** Start **
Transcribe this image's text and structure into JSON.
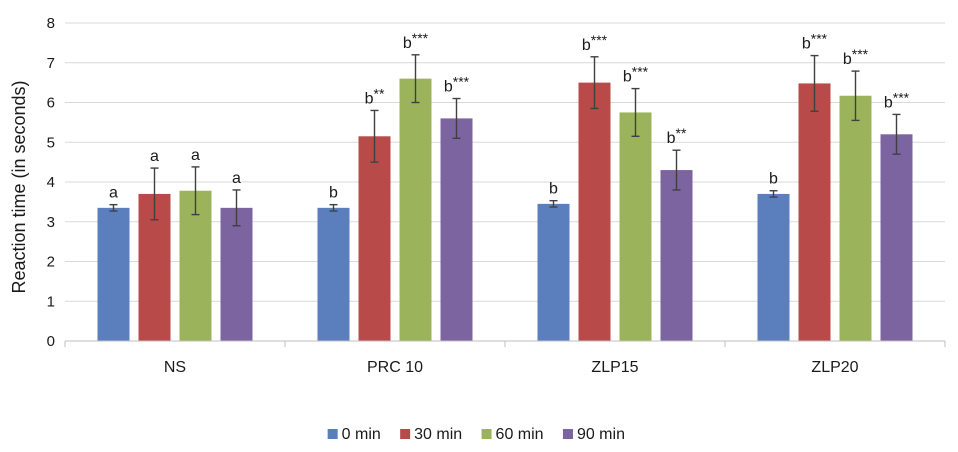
{
  "chart_data": {
    "type": "bar",
    "title": "",
    "xlabel": "",
    "ylabel": "Reaction time (in seconds)",
    "ylim": [
      0,
      8
    ],
    "yticks": [
      0,
      1,
      2,
      3,
      4,
      5,
      6,
      7,
      8
    ],
    "grid": true,
    "legend_position": "bottom",
    "categories": [
      "NS",
      "PRC 10",
      "ZLP15",
      "ZLP20"
    ],
    "series": [
      {
        "name": "0 min",
        "color": "#5b7fbd",
        "values": [
          3.35,
          3.35,
          3.45,
          3.7
        ],
        "errors": [
          0.08,
          0.08,
          0.08,
          0.08
        ],
        "labels": [
          "a",
          "b",
          "b",
          "b"
        ]
      },
      {
        "name": "30 min",
        "color": "#b84a49",
        "values": [
          3.7,
          5.15,
          6.5,
          6.48
        ],
        "errors": [
          0.65,
          0.65,
          0.65,
          0.7
        ],
        "labels": [
          "a",
          "b**",
          "b***",
          "b***"
        ]
      },
      {
        "name": "60 min",
        "color": "#9bb45b",
        "values": [
          3.78,
          6.6,
          5.75,
          6.17
        ],
        "errors": [
          0.6,
          0.6,
          0.6,
          0.62
        ],
        "labels": [
          "a",
          "b***",
          "b***",
          "b***"
        ]
      },
      {
        "name": "90 min",
        "color": "#7c64a0",
        "values": [
          3.35,
          5.6,
          4.3,
          5.2
        ],
        "errors": [
          0.45,
          0.5,
          0.5,
          0.5
        ],
        "labels": [
          "a",
          "b***",
          "b**",
          "b***"
        ]
      }
    ]
  }
}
** End **
Task instructions >> Reproduce the full listing above verbatim, with no pictures included.

Task result >>
Transcribe this image's text and structure into JSON.
{
  "chart_data": {
    "type": "bar",
    "title": "",
    "xlabel": "",
    "ylabel": "Reaction time (in seconds)",
    "ylim": [
      0,
      8
    ],
    "yticks": [
      0,
      1,
      2,
      3,
      4,
      5,
      6,
      7,
      8
    ],
    "grid": true,
    "legend_position": "bottom",
    "categories": [
      "NS",
      "PRC 10",
      "ZLP15",
      "ZLP20"
    ],
    "series": [
      {
        "name": "0 min",
        "color": "#5b7fbd",
        "values": [
          3.35,
          3.35,
          3.45,
          3.7
        ],
        "errors": [
          0.08,
          0.08,
          0.08,
          0.08
        ],
        "labels": [
          "a",
          "b",
          "b",
          "b"
        ]
      },
      {
        "name": "30 min",
        "color": "#b84a49",
        "values": [
          3.7,
          5.15,
          6.5,
          6.48
        ],
        "errors": [
          0.65,
          0.65,
          0.65,
          0.7
        ],
        "labels": [
          "a",
          "b**",
          "b***",
          "b***"
        ]
      },
      {
        "name": "60 min",
        "color": "#9bb45b",
        "values": [
          3.78,
          6.6,
          5.75,
          6.17
        ],
        "errors": [
          0.6,
          0.6,
          0.6,
          0.62
        ],
        "labels": [
          "a",
          "b***",
          "b***",
          "b***"
        ]
      },
      {
        "name": "90 min",
        "color": "#7c64a0",
        "values": [
          3.35,
          5.6,
          4.3,
          5.2
        ],
        "errors": [
          0.45,
          0.5,
          0.5,
          0.5
        ],
        "labels": [
          "a",
          "b***",
          "b**",
          "b***"
        ]
      }
    ]
  }
}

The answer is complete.